(Dataset items)
◇ ◇ ◇
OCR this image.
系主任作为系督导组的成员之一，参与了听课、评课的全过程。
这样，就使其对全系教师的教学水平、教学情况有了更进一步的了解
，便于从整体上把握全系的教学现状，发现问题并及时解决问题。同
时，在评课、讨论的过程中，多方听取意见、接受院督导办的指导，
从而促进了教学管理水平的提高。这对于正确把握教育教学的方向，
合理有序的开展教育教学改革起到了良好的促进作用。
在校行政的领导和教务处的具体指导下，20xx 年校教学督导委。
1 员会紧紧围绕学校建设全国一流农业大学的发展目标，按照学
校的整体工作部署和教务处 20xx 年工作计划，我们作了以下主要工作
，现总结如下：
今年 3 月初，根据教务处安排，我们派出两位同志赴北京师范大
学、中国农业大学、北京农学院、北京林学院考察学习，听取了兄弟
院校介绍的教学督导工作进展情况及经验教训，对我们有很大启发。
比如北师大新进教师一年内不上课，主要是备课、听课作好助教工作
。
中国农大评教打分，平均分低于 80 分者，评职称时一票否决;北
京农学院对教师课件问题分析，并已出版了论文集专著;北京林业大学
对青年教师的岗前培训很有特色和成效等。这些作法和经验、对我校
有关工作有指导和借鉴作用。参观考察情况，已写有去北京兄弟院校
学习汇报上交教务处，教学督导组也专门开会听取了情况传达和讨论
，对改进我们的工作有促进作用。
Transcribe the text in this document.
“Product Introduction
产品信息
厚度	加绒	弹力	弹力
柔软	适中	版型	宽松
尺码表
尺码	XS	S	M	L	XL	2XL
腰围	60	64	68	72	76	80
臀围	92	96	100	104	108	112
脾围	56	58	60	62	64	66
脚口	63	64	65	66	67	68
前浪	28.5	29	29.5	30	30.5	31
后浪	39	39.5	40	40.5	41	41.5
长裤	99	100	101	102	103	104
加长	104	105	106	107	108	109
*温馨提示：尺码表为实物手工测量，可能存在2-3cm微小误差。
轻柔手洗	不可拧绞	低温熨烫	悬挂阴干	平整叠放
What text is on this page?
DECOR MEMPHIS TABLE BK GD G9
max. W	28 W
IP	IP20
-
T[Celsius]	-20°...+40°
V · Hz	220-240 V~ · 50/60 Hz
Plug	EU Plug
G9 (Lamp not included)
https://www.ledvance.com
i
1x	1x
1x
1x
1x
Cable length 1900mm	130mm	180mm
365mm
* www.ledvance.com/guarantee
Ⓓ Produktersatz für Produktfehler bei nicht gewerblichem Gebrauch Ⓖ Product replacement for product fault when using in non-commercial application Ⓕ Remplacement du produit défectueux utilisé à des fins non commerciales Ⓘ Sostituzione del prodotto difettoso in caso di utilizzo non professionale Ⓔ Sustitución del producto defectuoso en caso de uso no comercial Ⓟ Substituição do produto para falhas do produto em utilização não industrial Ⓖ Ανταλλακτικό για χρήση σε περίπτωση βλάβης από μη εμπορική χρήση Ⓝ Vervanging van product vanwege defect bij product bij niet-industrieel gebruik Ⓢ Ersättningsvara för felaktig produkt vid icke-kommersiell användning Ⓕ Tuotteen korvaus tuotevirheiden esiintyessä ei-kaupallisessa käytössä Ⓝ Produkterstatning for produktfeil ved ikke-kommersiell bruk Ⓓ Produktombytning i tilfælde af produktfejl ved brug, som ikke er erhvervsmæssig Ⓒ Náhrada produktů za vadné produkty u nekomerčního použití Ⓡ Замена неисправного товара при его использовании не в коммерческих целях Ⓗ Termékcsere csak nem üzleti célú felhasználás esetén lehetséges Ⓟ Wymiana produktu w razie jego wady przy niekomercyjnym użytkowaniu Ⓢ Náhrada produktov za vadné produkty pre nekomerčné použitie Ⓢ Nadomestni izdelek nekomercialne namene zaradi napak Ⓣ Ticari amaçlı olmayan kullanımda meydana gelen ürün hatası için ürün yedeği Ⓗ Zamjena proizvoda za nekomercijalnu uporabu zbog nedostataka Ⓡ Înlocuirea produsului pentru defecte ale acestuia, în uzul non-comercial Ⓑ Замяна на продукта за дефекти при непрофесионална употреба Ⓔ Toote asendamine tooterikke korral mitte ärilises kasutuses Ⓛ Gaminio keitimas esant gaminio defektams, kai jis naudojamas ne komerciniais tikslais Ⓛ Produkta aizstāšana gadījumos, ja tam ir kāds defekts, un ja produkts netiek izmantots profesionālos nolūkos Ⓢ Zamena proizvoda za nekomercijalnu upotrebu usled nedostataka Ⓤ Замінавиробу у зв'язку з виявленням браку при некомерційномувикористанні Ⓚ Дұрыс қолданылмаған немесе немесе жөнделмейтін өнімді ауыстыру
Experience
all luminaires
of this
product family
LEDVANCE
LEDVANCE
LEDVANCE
◇ ◇ ◇
§ **Work to complete**
Scan the material and collect every line that contains "this".

§ **Completed exercise**
OCR this image.
Transcribe the text in this document.
What text is on this page?
of this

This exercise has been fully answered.